EXERCISE DATA ::
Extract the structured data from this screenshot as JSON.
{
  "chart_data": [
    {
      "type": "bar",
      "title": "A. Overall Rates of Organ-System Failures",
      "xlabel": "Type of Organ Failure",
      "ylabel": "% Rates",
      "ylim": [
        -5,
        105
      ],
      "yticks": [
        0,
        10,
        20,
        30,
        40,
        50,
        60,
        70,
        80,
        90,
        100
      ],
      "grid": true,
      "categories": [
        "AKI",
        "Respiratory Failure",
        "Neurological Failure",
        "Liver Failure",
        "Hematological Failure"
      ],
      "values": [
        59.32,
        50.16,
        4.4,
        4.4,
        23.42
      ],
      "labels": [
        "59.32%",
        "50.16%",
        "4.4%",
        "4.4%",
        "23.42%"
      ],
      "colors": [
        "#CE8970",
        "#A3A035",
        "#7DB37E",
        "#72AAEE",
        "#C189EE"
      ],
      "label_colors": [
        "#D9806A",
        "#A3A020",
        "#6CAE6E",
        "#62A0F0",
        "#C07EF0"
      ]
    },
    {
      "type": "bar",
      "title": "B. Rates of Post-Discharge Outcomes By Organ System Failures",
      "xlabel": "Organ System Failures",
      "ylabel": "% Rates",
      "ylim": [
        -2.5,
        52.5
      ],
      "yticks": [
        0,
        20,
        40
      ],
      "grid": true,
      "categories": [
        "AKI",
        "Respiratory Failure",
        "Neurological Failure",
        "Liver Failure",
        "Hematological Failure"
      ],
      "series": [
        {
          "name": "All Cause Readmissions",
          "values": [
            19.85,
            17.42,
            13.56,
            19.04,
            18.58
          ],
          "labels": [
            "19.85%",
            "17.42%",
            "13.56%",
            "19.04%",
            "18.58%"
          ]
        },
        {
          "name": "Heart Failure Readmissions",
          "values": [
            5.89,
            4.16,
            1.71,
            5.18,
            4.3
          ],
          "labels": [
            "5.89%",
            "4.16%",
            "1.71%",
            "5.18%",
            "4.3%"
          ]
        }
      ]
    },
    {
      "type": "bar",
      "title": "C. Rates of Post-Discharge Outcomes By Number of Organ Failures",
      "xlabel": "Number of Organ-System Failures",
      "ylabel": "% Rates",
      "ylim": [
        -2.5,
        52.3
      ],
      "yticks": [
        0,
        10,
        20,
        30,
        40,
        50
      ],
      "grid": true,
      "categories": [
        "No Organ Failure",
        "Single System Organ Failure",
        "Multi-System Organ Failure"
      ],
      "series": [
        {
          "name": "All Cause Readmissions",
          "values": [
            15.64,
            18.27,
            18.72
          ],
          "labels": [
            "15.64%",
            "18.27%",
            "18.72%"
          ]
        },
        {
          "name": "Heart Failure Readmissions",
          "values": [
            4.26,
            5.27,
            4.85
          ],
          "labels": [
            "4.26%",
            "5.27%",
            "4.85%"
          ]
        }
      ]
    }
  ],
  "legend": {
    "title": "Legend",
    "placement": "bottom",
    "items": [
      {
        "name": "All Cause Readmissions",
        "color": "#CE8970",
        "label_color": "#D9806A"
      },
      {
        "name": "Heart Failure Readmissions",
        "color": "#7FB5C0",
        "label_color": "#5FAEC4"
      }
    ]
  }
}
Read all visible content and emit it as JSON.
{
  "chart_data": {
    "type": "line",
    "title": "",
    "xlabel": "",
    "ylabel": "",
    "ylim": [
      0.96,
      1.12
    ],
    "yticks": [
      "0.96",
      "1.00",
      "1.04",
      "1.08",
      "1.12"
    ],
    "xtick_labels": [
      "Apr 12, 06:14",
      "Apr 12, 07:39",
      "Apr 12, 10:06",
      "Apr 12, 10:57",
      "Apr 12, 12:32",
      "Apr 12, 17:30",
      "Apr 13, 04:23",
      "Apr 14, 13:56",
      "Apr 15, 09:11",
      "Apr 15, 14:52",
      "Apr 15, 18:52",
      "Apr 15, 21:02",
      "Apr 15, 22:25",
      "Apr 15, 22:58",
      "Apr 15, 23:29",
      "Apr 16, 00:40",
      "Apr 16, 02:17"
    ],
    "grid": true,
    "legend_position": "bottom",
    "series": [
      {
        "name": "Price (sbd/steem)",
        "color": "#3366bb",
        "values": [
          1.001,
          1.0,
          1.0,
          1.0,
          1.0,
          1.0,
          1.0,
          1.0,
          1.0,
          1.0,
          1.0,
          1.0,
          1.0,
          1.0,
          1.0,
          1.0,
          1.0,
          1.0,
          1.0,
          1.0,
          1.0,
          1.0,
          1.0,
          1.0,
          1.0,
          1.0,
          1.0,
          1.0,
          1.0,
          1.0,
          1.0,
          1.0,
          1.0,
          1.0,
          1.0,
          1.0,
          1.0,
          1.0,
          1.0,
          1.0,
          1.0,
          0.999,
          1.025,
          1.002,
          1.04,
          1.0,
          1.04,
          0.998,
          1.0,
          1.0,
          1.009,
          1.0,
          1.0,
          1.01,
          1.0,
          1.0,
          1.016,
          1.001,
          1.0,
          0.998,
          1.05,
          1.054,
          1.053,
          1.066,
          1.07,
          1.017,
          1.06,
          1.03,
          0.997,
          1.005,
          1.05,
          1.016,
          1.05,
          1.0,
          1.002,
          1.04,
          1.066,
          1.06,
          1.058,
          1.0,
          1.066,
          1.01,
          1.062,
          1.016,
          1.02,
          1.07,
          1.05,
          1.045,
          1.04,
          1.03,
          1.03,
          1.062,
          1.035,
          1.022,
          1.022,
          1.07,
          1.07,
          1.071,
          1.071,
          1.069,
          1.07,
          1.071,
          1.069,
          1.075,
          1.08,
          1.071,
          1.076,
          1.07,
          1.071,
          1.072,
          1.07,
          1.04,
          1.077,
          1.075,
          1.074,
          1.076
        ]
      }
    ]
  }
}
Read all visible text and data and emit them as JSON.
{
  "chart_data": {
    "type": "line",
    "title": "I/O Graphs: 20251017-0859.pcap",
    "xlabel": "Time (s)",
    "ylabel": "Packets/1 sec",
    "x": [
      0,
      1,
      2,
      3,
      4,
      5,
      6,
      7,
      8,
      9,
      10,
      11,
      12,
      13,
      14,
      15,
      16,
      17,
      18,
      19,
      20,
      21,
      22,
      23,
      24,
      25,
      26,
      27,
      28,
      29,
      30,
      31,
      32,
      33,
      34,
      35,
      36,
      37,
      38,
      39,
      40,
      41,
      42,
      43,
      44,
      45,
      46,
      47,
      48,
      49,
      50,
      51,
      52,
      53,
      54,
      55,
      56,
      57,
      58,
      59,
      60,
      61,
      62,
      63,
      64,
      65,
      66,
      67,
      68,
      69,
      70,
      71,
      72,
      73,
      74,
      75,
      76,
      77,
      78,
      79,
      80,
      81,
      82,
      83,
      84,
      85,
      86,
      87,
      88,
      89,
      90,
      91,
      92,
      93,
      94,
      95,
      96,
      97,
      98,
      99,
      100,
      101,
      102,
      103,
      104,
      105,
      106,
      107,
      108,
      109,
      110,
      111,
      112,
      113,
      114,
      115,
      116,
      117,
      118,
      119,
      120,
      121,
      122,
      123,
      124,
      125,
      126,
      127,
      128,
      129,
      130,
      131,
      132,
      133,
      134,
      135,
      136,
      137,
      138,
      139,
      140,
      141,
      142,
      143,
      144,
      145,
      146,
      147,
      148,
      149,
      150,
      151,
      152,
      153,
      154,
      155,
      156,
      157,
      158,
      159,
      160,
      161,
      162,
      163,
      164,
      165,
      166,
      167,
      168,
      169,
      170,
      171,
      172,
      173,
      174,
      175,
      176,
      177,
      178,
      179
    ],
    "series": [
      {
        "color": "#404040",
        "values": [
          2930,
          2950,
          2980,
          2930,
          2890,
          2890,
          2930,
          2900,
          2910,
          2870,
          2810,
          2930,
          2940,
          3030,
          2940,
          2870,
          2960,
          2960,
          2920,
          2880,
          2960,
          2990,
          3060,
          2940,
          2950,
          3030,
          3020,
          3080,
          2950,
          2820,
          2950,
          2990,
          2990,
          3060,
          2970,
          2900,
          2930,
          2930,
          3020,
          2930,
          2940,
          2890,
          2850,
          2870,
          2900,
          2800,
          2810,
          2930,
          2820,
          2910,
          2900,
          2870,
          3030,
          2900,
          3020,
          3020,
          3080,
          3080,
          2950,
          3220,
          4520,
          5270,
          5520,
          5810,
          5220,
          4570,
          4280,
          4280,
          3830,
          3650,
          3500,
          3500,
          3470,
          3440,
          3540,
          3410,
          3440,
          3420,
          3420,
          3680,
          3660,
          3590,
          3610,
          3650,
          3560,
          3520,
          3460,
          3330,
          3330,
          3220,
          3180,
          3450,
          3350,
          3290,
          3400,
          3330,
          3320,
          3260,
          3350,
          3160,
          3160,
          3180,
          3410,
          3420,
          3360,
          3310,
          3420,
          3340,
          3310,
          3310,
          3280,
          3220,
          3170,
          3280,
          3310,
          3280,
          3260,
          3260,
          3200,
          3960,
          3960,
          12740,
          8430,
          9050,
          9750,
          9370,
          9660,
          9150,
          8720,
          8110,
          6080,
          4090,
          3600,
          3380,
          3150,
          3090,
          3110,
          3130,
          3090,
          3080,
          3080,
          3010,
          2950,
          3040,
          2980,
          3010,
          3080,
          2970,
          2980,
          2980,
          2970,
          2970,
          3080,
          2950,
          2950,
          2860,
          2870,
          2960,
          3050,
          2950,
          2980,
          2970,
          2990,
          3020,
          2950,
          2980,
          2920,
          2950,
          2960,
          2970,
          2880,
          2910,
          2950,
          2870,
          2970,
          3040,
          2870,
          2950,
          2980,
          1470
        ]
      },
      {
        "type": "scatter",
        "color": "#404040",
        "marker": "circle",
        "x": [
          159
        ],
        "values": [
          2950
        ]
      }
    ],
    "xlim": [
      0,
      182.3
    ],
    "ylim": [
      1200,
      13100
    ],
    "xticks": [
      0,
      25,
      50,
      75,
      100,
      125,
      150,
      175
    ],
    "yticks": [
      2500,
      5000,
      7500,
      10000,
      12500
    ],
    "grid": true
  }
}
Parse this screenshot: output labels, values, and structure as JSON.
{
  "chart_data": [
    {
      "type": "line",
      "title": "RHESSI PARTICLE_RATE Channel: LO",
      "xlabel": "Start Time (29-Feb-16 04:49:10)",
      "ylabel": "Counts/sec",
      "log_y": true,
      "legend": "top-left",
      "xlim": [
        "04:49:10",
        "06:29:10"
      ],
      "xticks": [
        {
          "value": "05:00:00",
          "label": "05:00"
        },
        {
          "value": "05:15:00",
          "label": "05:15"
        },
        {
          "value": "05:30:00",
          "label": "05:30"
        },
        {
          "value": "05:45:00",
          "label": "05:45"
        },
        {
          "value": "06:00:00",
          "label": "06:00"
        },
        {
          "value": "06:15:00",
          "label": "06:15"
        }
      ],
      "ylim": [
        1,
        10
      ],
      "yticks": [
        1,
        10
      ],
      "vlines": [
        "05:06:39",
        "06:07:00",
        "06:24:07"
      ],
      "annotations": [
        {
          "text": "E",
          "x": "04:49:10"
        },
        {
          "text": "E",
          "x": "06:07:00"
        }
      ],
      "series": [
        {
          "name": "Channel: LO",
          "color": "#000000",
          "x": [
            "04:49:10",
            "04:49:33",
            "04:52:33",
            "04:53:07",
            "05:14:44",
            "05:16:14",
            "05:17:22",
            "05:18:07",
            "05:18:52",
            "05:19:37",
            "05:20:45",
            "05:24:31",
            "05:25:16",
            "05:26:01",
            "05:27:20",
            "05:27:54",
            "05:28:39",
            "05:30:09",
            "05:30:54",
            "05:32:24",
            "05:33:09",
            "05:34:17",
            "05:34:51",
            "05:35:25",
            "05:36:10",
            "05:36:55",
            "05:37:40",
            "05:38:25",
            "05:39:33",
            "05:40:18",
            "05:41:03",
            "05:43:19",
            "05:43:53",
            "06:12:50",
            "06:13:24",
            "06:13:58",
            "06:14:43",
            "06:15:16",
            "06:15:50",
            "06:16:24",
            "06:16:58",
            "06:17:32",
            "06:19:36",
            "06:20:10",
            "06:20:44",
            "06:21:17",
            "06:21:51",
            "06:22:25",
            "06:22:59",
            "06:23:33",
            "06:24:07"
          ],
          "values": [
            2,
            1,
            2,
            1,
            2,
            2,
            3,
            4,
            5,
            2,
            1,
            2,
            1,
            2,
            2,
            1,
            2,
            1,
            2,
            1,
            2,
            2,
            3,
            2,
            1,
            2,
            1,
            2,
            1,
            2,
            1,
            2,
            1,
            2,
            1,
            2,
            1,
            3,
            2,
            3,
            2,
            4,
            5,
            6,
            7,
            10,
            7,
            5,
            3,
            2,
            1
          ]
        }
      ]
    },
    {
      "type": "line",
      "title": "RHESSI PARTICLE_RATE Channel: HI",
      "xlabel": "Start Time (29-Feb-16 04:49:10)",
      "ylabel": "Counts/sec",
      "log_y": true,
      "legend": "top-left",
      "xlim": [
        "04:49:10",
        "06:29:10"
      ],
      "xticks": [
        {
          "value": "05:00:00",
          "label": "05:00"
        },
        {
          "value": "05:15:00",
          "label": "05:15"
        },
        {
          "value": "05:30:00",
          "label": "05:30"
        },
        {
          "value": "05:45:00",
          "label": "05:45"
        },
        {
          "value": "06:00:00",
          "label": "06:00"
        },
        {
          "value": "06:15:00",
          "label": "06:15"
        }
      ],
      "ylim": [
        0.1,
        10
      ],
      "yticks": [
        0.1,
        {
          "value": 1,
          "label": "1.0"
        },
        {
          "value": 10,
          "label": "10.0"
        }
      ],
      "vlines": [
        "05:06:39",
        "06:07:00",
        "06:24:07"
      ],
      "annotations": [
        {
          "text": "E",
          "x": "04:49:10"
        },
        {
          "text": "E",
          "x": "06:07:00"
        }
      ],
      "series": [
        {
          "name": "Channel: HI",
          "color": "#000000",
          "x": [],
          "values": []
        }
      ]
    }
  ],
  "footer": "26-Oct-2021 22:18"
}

REQUIREMENT ::
Check every line of the data above for the string "visible", and copy those that have it.

EXERCISE SOLUTION ::
Read all visible content and emit it as JSON.
Read all visible text and data and emit them as JSON.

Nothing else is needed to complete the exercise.